▼▼▼

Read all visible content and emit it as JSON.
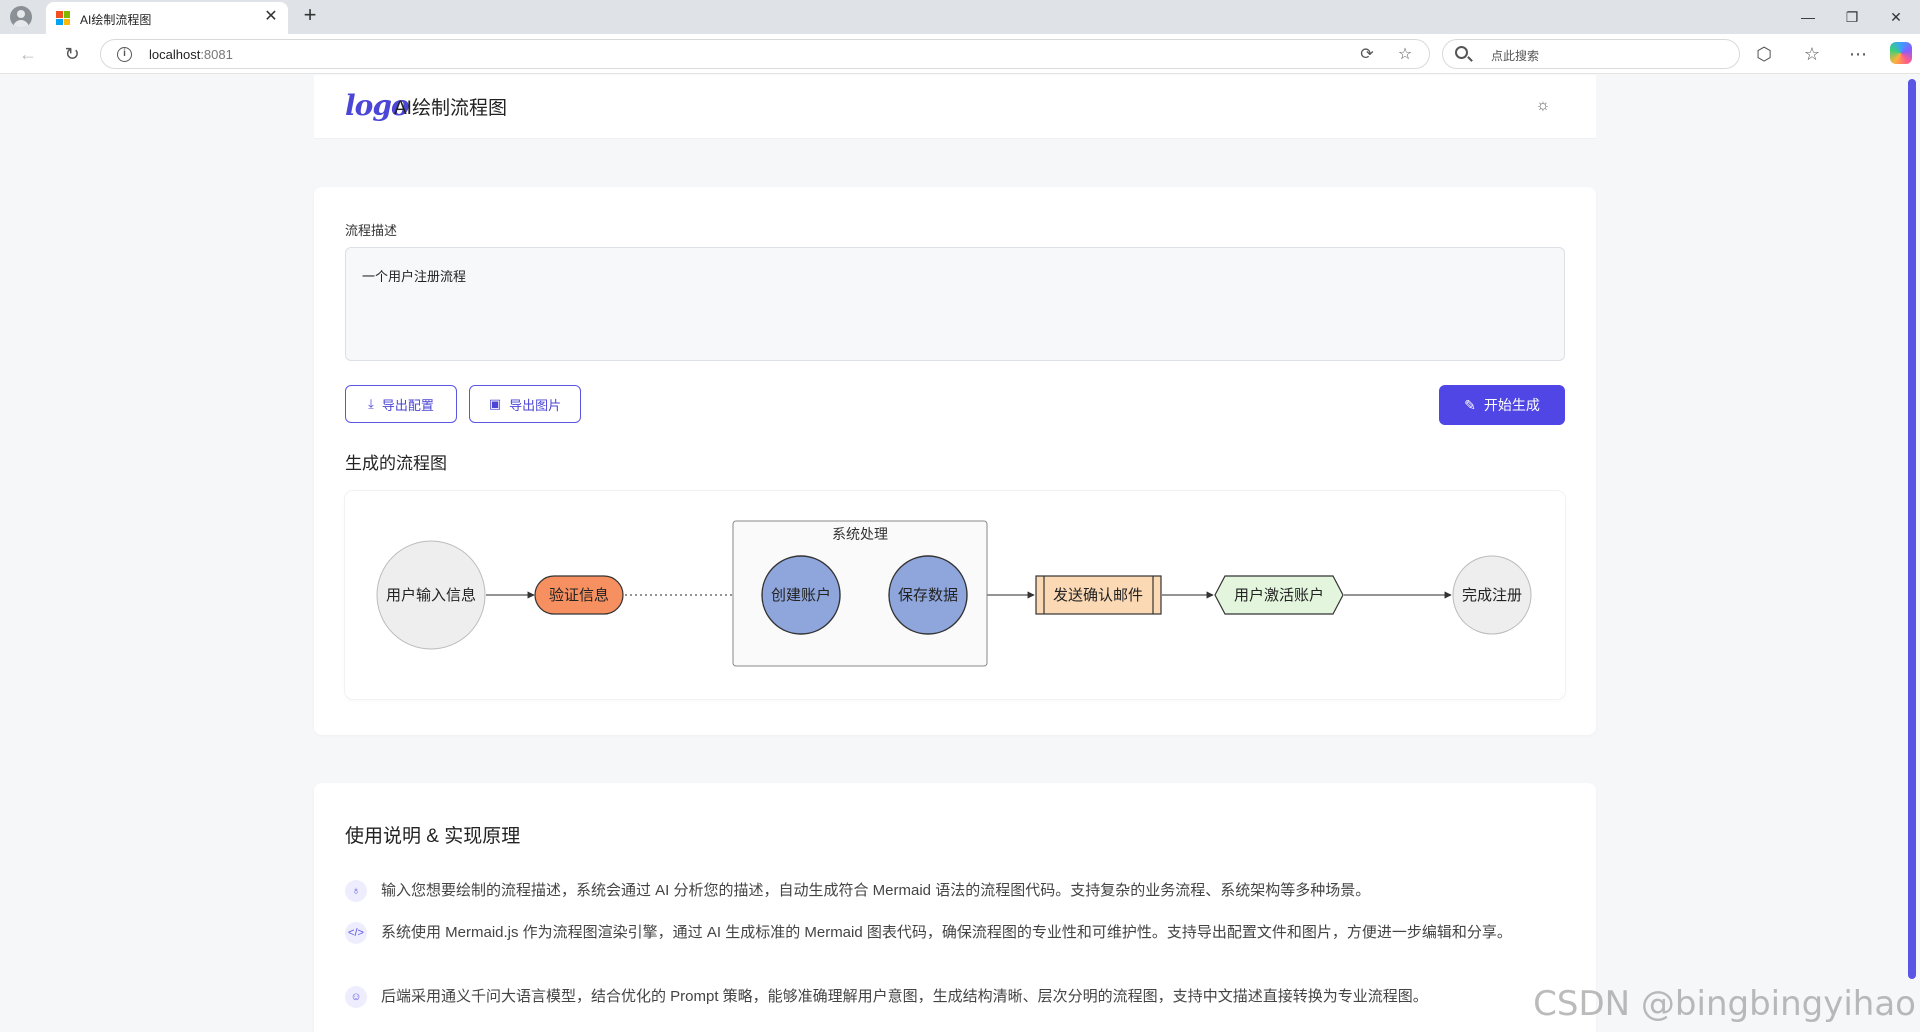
{
  "browser": {
    "tab_title": "AI绘制流程图",
    "url_host": "localhost",
    "url_port": ":8081",
    "search_placeholder": "点此搜索"
  },
  "header": {
    "logo_text": "logo",
    "title": "AI绘制流程图"
  },
  "form": {
    "label": "流程描述",
    "value": "一个用户注册流程",
    "export_config_label": "导出配置",
    "export_image_label": "导出图片",
    "generate_label": "开始生成"
  },
  "diagram": {
    "section_title": "生成的流程图",
    "subgraph_label": "系统处理",
    "nodes": {
      "input": "用户输入信息",
      "verify": "验证信息",
      "create": "创建账户",
      "save": "保存数据",
      "email": "发送确认邮件",
      "activate": "用户激活账户",
      "done": "完成注册"
    },
    "colors": {
      "circle_fill": "#eeeeee",
      "verify_fill": "#f79060",
      "system_node_fill": "#8fa6dd",
      "email_fill": "#fbd9b4",
      "activate_fill": "#e3f5dd",
      "accent": "#4f46e5"
    }
  },
  "usage": {
    "title": "使用说明 & 实现原理",
    "items": [
      {
        "icon": "lightbulb-icon",
        "text": "输入您想要绘制的流程描述，系统会通过 AI 分析您的描述，自动生成符合 Mermaid 语法的流程图代码。支持复杂的业务流程、系统架构等多种场景。"
      },
      {
        "icon": "code-icon",
        "text": "系统使用 Mermaid.js 作为流程图渲染引擎，通过 AI 生成标准的 Mermaid 图表代码，确保流程图的专业性和可维护性。支持导出配置文件和图片，方便进一步编辑和分享。"
      },
      {
        "icon": "robot-icon",
        "text": "后端采用通义千问大语言模型，结合优化的 Prompt 策略，能够准确理解用户意图，生成结构清晰、层次分明的流程图，支持中文描述直接转换为专业流程图。"
      }
    ]
  },
  "watermark": "CSDN @bingbingyihao"
}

▲▲▲

EXERCISE DESCRIPTION ▸
Every record gets retyped exactly; no picture goes into the copy.

WRITTEN REPLY ▸
Read all visible content and emit it as JSON.
{
  "browser": {
    "tab_title": "AI绘制流程图",
    "url_host": "localhost",
    "url_port": ":8081",
    "search_placeholder": "点此搜索"
  },
  "header": {
    "logo_text": "logo",
    "title": "AI绘制流程图"
  },
  "form": {
    "label": "流程描述",
    "value": "一个用户注册流程",
    "export_config_label": "导出配置",
    "export_image_label": "导出图片",
    "generate_label": "开始生成"
  },
  "diagram": {
    "section_title": "生成的流程图",
    "subgraph_label": "系统处理",
    "nodes": {
      "input": "用户输入信息",
      "verify": "验证信息",
      "create": "创建账户",
      "save": "保存数据",
      "email": "发送确认邮件",
      "activate": "用户激活账户",
      "done": "完成注册"
    },
    "colors": {
      "circle_fill": "#eeeeee",
      "verify_fill": "#f79060",
      "system_node_fill": "#8fa6dd",
      "email_fill": "#fbd9b4",
      "activate_fill": "#e3f5dd",
      "accent": "#4f46e5"
    }
  },
  "usage": {
    "title": "使用说明 & 实现原理",
    "items": [
      {
        "icon": "lightbulb-icon",
        "text": "输入您想要绘制的流程描述，系统会通过 AI 分析您的描述，自动生成符合 Mermaid 语法的流程图代码。支持复杂的业务流程、系统架构等多种场景。"
      },
      {
        "icon": "code-icon",
        "text": "系统使用 Mermaid.js 作为流程图渲染引擎，通过 AI 生成标准的 Mermaid 图表代码，确保流程图的专业性和可维护性。支持导出配置文件和图片，方便进一步编辑和分享。"
      },
      {
        "icon": "robot-icon",
        "text": "后端采用通义千问大语言模型，结合优化的 Prompt 策略，能够准确理解用户意图，生成结构清晰、层次分明的流程图，支持中文描述直接转换为专业流程图。"
      }
    ]
  },
  "watermark": "CSDN @bingbingyihao"
}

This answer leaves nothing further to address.